======== Entries supplied
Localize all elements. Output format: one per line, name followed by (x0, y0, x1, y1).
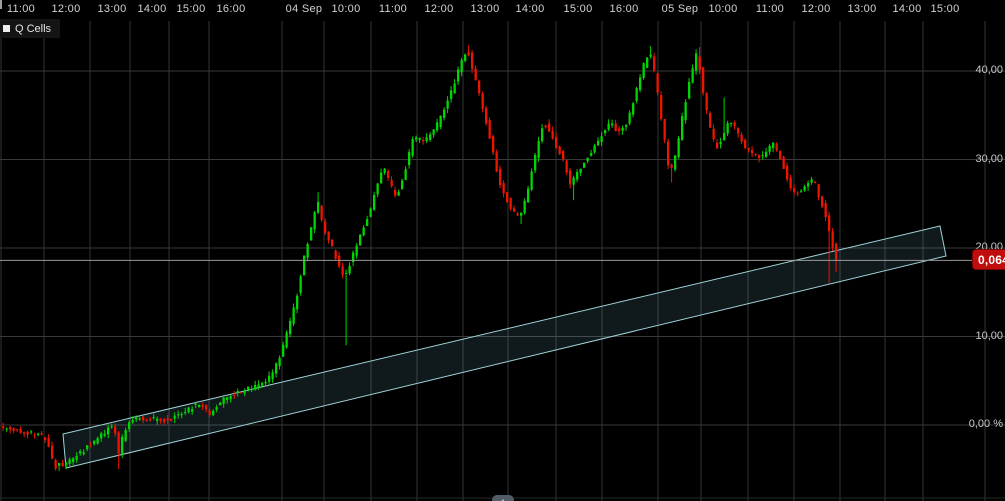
time-label: 15:00 (563, 3, 592, 15)
time-label: 15:00 (176, 3, 205, 15)
last-price-value: 0,0649 (973, 253, 1005, 267)
time-label: 11:00 (7, 3, 35, 15)
time-label: 04 Sep (286, 3, 323, 15)
time-label: 05 Sep (662, 3, 699, 15)
trading-chart-window: 11:00 12:00 13:00 14:00 15:00 16:00 04 Sep 10:0… (0, 0, 1005, 501)
time-axis[interactable]: 11:00 12:00 13:00 14:00 15:00 16:00 04 Sep 10:0… (0, 0, 1005, 20)
time-label: 14:00 (892, 3, 921, 15)
time-label: 16:00 (609, 3, 638, 15)
instrument-name: Q Cells (15, 23, 51, 35)
time-label: 13:00 (847, 3, 876, 15)
price-label: 40,00 (975, 64, 1003, 76)
price-label: 30,00 (975, 153, 1003, 165)
price-label: 0,00 % (969, 418, 1003, 430)
time-label: 14:00 (515, 3, 544, 15)
last-price-tag: 0,0649 (972, 249, 1005, 270)
time-label: 13:00 (470, 3, 499, 15)
time-label: 10:00 (331, 3, 360, 15)
time-label: 11:00 (379, 3, 407, 15)
candlestick-chart[interactable] (0, 0, 1005, 501)
axis-origin-tick (0, 0, 2, 9)
time-label: 11:00 (756, 3, 784, 15)
time-label: 12:00 (801, 3, 830, 15)
instrument-legend[interactable]: Q Cells (0, 19, 60, 38)
time-label: 13:00 (97, 3, 126, 15)
legend-swatch-icon (3, 25, 10, 32)
time-label: 10:00 (708, 3, 737, 15)
panel-expand-button[interactable]: ▲ (492, 495, 514, 501)
time-label: 12:00 (51, 3, 80, 15)
price-label: 10,00 (975, 330, 1003, 342)
time-label: 16:00 (216, 3, 245, 15)
time-label: 14:00 (137, 3, 166, 15)
time-label: 12:00 (424, 3, 453, 15)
================
About this task: Would you write out an exact copy of the entries above, with no images?

Output for this exercise:
Localize all elements. Output format: one per line, name followed by (x0, y0, x1, y1).
time-label: 15:00 (563, 3, 592, 15)
time-label: 15:00 (176, 3, 205, 15)
last-price-value: 0,0649 (973, 253, 1005, 267)
time-label: 11:00 (7, 3, 35, 15)
time-label: 04 Sep (286, 3, 323, 15)
time-label: 05 Sep (662, 3, 699, 15)
trading-chart-window: 11:00 12:00 13:00 14:00 15:00 16:00 04 Sep 10:0… (0, 0, 1005, 501)
time-axis[interactable]: 11:00 12:00 13:00 14:00 15:00 16:00 04 Sep 10:0… (0, 0, 1005, 20)
time-label: 14:00 (892, 3, 921, 15)
time-label: 16:00 (609, 3, 638, 15)
instrument-name: Q Cells (15, 23, 51, 35)
time-label: 13:00 (847, 3, 876, 15)
price-label: 40,00 (975, 64, 1003, 76)
price-label: 30,00 (975, 153, 1003, 165)
price-label: 0,00 % (969, 418, 1003, 430)
time-label: 14:00 (515, 3, 544, 15)
last-price-tag: 0,0649 (972, 249, 1005, 270)
time-label: 13:00 (470, 3, 499, 15)
time-label: 10:00 (331, 3, 360, 15)
time-label: 11:00 (379, 3, 407, 15)
candlestick-chart[interactable] (0, 0, 1005, 501)
axis-origin-tick (0, 0, 2, 9)
time-label: 11:00 (756, 3, 784, 15)
time-label: 12:00 (801, 3, 830, 15)
instrument-legend[interactable]: Q Cells (0, 19, 60, 38)
time-label: 13:00 (97, 3, 126, 15)
legend-swatch-icon (3, 25, 10, 32)
time-label: 10:00 (708, 3, 737, 15)
panel-expand-button[interactable]: ▲ (492, 495, 514, 501)
time-label: 12:00 (51, 3, 80, 15)
price-label: 10,00 (975, 330, 1003, 342)
time-label: 16:00 (216, 3, 245, 15)
time-label: 14:00 (137, 3, 166, 15)
time-label: 12:00 (424, 3, 453, 15)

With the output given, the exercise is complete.